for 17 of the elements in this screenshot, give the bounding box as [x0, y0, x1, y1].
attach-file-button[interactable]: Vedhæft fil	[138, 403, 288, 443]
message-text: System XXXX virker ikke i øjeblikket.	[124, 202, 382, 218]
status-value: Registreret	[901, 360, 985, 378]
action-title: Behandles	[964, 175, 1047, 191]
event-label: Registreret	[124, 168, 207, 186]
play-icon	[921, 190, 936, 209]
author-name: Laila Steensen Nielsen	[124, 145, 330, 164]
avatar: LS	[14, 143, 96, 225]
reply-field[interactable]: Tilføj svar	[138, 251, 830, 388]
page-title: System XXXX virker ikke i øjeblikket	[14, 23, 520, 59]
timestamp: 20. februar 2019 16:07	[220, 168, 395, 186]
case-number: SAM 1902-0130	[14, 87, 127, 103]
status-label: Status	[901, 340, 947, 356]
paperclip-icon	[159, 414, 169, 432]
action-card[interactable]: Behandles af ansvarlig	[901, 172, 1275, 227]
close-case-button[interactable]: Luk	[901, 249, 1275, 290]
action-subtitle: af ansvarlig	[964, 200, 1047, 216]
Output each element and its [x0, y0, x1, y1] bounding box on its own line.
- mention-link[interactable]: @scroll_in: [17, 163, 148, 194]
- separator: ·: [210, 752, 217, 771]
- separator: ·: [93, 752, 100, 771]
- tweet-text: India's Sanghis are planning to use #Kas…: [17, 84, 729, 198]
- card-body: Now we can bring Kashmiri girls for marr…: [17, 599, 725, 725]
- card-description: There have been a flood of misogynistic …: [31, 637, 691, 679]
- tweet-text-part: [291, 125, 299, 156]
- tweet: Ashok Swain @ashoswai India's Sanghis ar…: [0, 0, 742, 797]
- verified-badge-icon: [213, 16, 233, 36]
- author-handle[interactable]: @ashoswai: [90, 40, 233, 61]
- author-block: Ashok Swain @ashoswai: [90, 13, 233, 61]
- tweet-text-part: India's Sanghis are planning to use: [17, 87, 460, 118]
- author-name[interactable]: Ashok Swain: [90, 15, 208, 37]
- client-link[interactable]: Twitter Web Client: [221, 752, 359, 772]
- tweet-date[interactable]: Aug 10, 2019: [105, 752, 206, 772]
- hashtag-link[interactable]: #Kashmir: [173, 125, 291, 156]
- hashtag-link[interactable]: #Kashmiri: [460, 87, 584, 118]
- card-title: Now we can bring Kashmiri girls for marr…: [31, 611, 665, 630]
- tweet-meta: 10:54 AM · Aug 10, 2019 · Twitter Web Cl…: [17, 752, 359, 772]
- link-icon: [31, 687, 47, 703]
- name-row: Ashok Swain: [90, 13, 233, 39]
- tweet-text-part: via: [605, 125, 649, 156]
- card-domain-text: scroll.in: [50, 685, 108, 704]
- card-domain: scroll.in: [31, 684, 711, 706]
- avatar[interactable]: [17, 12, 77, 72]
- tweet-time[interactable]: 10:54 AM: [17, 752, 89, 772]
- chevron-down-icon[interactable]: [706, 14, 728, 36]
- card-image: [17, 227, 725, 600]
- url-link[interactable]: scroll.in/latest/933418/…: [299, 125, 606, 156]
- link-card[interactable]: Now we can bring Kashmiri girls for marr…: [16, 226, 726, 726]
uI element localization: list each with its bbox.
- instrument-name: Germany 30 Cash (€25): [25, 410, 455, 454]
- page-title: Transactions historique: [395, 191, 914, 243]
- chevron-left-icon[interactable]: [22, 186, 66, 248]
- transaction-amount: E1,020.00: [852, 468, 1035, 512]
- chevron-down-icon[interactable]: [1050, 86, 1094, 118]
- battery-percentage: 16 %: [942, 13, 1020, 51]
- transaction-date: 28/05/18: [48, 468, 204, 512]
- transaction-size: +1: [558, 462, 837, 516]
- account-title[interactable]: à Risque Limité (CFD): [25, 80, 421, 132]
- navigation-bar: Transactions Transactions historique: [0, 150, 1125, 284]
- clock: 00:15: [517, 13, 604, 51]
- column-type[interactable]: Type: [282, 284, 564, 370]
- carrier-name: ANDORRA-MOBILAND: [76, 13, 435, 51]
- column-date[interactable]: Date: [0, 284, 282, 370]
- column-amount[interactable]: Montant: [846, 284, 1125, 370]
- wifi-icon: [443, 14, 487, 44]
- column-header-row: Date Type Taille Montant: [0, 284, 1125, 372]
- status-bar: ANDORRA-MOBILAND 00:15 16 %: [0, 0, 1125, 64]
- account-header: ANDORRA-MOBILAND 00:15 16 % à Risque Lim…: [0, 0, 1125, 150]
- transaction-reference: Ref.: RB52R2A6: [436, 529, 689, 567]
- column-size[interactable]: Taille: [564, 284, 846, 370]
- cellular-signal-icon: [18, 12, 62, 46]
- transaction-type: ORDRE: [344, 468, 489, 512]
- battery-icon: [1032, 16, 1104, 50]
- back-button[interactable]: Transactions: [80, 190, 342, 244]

========

Can you echo the records verbatim, from their first line through the line containing "- card-description: There", including both of those lines?

for 17 of the elements in this screenshot, give the bounding box as [x0, y0, x1, y1].
attach-file-button[interactable]: Vedhæft fil	[138, 403, 288, 443]
message-text: System XXXX virker ikke i øjeblikket.	[124, 202, 382, 218]
status-value: Registreret	[901, 360, 985, 378]
action-title: Behandles	[964, 175, 1047, 191]
event-label: Registreret	[124, 168, 207, 186]
play-icon	[921, 190, 936, 209]
author-name: Laila Steensen Nielsen	[124, 145, 330, 164]
avatar: LS	[14, 143, 96, 225]
reply-field[interactable]: Tilføj svar	[138, 251, 830, 388]
page-title: System XXXX virker ikke i øjeblikket	[14, 23, 520, 59]
timestamp: 20. februar 2019 16:07	[220, 168, 395, 186]
case-number: SAM 1902-0130	[14, 87, 127, 103]
status-label: Status	[901, 340, 947, 356]
paperclip-icon	[159, 414, 169, 432]
action-card[interactable]: Behandles af ansvarlig	[901, 172, 1275, 227]
close-case-button[interactable]: Luk	[901, 249, 1275, 290]
action-subtitle: af ansvarlig	[964, 200, 1047, 216]
Output each element and its [x0, y0, x1, y1] bounding box on its own line.
- mention-link[interactable]: @scroll_in: [17, 163, 148, 194]
- separator: ·: [210, 752, 217, 771]
- separator: ·: [93, 752, 100, 771]
- tweet-text: India's Sanghis are planning to use #Kas…: [17, 84, 729, 198]
- card-body: Now we can bring Kashmiri girls for marr…: [17, 599, 725, 725]
- card-description: There have been a flood of misogynistic …: [31, 637, 691, 679]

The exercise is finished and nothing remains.